→ **EXERCISE**
Note how many lines hold the string "UNIV" and give that number without any other words.

▬▬▬

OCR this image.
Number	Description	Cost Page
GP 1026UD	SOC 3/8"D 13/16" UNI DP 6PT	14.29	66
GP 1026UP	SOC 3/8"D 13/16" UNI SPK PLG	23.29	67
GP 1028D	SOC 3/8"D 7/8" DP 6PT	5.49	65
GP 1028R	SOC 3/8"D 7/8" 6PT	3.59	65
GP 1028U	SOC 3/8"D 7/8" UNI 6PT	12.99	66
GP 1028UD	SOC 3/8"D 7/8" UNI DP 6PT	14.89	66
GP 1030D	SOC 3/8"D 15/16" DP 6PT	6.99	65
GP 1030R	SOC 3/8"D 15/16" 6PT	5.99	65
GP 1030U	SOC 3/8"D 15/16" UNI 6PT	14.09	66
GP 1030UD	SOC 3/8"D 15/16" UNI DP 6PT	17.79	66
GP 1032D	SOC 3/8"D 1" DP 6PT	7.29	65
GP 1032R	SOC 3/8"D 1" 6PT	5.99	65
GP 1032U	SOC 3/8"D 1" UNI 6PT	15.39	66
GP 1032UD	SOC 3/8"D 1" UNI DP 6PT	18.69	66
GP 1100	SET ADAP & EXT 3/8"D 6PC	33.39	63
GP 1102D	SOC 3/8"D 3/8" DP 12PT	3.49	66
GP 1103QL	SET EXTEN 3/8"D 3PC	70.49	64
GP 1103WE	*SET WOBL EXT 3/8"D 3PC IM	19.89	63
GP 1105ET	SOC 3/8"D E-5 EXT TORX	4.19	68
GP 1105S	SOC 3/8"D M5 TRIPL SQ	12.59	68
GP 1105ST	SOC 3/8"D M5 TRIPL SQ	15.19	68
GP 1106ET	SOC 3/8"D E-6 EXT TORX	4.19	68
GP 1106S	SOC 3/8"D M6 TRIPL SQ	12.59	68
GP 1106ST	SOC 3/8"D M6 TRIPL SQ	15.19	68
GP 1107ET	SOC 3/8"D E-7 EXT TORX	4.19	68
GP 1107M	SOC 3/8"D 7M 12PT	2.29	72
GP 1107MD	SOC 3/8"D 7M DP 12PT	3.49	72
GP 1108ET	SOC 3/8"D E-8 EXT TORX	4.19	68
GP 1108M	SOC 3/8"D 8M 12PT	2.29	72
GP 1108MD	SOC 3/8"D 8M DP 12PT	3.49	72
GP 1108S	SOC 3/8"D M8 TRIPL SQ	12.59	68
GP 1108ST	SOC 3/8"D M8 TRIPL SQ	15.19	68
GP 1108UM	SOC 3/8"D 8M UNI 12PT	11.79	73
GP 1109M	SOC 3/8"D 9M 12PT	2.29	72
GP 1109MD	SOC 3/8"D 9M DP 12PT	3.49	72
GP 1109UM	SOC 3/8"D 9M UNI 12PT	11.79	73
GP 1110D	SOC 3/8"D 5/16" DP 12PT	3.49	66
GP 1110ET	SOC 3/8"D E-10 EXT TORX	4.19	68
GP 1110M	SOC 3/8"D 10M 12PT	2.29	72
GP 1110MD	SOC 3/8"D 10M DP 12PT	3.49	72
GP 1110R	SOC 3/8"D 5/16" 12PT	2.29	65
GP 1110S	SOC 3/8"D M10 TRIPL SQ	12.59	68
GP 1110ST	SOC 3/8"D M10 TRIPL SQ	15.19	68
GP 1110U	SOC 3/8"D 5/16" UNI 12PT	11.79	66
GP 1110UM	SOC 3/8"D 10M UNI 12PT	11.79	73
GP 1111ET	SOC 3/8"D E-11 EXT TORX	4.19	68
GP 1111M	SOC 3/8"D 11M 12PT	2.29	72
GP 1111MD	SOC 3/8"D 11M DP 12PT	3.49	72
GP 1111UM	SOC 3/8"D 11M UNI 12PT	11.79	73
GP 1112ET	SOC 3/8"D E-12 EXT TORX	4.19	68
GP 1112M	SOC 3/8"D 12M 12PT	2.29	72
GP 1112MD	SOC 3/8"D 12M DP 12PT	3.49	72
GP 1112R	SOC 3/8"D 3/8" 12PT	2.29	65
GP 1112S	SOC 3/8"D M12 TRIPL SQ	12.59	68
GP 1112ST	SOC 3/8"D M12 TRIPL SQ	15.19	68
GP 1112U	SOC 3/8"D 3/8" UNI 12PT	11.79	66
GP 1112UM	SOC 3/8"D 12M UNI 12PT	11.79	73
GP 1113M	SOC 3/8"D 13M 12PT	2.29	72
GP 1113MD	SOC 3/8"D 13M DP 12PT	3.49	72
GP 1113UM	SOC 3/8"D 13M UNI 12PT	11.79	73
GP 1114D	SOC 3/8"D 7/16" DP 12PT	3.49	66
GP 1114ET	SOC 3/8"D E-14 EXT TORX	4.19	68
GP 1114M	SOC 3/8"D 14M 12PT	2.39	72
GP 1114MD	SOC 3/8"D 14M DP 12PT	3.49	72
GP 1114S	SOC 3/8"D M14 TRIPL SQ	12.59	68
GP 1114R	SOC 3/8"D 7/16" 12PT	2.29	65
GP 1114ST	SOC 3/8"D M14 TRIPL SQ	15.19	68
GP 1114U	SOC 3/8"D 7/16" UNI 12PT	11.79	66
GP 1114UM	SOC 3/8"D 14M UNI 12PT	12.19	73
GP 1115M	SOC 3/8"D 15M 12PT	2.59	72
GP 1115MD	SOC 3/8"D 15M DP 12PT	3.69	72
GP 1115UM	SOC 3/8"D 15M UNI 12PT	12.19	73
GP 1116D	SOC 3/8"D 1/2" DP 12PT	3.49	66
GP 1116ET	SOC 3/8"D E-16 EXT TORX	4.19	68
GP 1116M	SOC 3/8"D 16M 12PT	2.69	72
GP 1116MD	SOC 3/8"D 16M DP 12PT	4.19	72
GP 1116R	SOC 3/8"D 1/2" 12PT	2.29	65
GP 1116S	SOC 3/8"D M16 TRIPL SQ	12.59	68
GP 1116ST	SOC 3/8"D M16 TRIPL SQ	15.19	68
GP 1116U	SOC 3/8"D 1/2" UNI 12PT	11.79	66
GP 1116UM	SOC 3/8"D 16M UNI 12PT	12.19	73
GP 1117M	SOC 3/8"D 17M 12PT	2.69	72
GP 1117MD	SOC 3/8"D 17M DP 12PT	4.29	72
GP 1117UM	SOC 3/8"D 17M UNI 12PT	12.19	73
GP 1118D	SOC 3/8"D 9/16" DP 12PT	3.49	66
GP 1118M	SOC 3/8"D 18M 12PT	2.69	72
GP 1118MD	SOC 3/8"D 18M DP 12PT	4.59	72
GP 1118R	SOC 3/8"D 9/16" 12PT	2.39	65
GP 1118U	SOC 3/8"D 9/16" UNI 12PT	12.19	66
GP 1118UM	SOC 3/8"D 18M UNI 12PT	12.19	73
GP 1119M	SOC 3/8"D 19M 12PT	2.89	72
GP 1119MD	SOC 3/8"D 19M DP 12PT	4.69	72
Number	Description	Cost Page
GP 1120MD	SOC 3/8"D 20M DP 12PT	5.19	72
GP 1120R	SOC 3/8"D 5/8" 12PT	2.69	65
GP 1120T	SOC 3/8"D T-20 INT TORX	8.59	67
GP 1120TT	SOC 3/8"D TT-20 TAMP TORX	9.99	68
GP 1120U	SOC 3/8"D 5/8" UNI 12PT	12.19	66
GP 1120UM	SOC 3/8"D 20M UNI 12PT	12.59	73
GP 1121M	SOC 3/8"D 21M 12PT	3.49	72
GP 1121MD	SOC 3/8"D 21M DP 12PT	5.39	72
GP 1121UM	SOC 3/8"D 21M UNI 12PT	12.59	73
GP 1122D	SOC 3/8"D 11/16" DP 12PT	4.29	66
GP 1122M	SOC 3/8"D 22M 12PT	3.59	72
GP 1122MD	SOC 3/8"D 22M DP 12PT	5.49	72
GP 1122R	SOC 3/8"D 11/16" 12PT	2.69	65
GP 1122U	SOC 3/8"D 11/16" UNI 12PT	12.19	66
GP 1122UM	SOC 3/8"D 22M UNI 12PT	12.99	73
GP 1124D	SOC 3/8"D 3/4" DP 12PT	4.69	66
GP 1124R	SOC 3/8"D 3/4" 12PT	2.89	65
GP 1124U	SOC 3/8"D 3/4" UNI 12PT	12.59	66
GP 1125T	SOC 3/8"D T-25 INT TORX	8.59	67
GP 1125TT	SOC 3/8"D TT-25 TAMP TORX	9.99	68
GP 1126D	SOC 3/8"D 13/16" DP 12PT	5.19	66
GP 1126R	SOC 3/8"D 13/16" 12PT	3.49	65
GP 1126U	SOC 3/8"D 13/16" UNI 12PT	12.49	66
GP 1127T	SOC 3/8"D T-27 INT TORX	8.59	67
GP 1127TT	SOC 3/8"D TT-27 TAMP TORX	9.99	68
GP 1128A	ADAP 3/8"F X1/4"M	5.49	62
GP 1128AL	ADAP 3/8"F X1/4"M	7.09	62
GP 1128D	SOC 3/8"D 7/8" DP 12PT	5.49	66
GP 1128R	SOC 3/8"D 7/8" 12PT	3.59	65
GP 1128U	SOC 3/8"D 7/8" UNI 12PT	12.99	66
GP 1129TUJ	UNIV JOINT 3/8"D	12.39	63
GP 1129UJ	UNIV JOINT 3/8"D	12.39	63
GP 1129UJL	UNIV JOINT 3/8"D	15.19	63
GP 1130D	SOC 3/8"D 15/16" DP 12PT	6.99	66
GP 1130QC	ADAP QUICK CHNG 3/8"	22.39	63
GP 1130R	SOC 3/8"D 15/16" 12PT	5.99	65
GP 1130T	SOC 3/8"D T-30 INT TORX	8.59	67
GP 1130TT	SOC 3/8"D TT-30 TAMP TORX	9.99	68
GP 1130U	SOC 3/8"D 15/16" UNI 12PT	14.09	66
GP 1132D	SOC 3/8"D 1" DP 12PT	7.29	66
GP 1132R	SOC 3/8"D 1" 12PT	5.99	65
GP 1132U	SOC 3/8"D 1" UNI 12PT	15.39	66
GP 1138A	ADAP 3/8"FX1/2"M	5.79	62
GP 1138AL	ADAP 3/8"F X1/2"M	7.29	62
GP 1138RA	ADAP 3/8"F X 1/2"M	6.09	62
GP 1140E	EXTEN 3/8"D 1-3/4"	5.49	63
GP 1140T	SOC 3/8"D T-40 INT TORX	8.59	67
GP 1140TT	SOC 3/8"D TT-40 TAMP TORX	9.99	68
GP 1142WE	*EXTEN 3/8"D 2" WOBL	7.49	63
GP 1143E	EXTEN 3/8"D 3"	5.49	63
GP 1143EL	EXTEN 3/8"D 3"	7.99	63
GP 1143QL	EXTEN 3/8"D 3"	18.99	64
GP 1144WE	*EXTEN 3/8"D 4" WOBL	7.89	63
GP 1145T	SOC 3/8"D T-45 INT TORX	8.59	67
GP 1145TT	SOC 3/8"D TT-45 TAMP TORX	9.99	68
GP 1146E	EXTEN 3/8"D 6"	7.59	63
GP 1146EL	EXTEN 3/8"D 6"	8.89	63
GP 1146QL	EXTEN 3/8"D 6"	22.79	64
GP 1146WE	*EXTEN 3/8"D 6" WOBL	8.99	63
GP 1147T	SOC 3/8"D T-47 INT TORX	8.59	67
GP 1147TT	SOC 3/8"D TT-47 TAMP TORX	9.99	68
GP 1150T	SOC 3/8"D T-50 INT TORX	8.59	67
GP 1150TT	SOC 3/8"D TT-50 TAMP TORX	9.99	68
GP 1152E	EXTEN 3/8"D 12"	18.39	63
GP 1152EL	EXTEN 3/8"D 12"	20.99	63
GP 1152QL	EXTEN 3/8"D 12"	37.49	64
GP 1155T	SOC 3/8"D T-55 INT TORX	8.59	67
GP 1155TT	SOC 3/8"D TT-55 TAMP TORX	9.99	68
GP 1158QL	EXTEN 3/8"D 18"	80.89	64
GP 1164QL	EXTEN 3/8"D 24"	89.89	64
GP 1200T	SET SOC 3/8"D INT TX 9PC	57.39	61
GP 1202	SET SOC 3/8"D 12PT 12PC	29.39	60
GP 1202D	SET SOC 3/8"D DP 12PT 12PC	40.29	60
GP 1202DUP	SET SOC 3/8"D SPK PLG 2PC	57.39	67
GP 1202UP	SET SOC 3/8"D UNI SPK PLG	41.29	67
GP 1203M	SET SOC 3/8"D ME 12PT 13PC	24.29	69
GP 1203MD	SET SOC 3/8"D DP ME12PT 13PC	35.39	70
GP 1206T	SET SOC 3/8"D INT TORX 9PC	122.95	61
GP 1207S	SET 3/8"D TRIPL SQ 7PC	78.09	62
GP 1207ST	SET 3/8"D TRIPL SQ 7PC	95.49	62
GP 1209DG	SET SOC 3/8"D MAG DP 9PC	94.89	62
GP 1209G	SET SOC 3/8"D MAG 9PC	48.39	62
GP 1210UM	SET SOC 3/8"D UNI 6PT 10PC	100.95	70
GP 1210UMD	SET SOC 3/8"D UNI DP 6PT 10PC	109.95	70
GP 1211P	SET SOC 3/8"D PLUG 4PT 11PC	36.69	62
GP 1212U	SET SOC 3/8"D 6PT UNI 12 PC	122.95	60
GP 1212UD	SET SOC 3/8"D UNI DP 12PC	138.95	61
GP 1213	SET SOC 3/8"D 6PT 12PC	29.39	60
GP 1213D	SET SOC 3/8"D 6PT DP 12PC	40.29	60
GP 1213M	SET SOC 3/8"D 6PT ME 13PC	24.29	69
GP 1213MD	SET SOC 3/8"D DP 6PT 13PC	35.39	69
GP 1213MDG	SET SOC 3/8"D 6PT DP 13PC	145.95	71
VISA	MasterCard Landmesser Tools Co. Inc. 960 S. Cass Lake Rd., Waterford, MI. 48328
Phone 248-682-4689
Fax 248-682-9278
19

▬▬▬

→ **REPLY TO THE TASK**
3